Your task is to write out the lines from the line containing "Extract the structured" through the last line of the material, exactly.

Items listed in a dataset
□ □ □ □ □ □ □

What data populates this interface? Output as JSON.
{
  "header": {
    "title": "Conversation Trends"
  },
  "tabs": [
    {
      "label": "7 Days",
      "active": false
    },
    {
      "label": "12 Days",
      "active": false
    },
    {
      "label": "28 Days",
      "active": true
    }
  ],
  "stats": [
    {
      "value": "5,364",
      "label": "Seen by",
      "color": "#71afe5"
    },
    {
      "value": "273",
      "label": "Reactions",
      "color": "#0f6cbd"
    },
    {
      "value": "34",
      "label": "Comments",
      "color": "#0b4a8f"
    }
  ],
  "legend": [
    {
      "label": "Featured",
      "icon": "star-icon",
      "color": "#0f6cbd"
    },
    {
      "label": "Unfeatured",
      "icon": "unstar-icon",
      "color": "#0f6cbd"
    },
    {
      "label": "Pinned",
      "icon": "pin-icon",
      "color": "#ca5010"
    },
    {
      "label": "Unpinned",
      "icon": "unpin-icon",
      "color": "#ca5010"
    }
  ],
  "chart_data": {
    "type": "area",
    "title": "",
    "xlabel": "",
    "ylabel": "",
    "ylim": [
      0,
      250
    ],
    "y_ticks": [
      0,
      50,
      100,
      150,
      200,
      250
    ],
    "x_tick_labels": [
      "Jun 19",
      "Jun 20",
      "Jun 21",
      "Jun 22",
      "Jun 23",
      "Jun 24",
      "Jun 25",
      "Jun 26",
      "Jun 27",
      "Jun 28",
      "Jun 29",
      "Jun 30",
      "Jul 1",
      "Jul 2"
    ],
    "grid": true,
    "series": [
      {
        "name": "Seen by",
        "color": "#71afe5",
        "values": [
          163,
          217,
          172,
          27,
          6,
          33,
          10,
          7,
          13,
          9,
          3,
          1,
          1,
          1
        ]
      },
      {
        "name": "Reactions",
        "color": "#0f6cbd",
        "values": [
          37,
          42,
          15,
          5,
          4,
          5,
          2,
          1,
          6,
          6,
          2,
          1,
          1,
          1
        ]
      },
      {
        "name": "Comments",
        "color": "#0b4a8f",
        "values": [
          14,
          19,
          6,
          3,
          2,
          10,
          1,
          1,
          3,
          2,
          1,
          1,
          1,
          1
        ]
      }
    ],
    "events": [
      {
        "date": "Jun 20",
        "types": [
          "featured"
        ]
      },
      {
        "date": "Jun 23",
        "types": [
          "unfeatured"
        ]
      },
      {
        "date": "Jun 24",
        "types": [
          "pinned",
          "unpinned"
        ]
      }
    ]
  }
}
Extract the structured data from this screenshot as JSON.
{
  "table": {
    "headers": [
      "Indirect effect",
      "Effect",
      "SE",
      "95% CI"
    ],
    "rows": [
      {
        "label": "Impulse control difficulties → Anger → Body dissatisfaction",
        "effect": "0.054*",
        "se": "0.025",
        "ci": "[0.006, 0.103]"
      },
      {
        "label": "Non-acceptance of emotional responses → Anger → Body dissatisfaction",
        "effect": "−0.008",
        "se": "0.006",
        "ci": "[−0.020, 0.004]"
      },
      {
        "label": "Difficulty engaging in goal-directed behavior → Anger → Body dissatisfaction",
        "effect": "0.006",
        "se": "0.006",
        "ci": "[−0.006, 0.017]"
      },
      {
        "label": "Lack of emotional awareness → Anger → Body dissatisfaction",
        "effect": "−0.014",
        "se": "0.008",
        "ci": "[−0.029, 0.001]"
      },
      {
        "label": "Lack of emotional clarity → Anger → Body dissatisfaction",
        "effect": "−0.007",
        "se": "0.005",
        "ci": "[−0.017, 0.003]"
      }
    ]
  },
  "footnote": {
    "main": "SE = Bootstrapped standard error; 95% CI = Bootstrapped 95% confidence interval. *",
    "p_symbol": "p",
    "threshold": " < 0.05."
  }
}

□ □ □ □ □ □ □

◆ The result ◆
Extract the structured data from this screenshot as JSON.
{
  "table": {
    "headers": [
      "Indirect effect",
      "Effect",
      "SE",
      "95% CI"
    ],
    "rows": [
      {
        "label": "Impulse control difficulties → Anger → Body dissatisfaction",
        "effect": "0.054*",
        "se": "0.025",
        "ci": "[0.006, 0.103]"
      },
      {
        "label": "Non-acceptance of emotional responses → Anger → Body dissatisfaction",
        "effect": "−0.008",
        "se": "0.006",
        "ci": "[−0.020, 0.004]"
      },
      {
        "label": "Difficulty engaging in goal-directed behavior → Anger → Body dissatisfaction",
        "effect": "0.006",
        "se": "0.006",
        "ci": "[−0.006, 0.017]"
      },
      {
        "label": "Lack of emotional awareness → Anger → Body dissatisfaction",
        "effect": "−0.014",
        "se": "0.008",
        "ci": "[−0.029, 0.001]"
      },
      {
        "label": "Lack of emotional clarity → Anger → Body dissatisfaction",
        "effect": "−0.007",
        "se": "0.005",
        "ci": "[−0.017, 0.003]"
      }
    ]
  },
  "footnote": {
    "main": "SE = Bootstrapped standard error; 95% CI = Bootstrapped 95% confidence interval. *",
    "p_symbol": "p",
    "threshold": " < 0.05."
  }
}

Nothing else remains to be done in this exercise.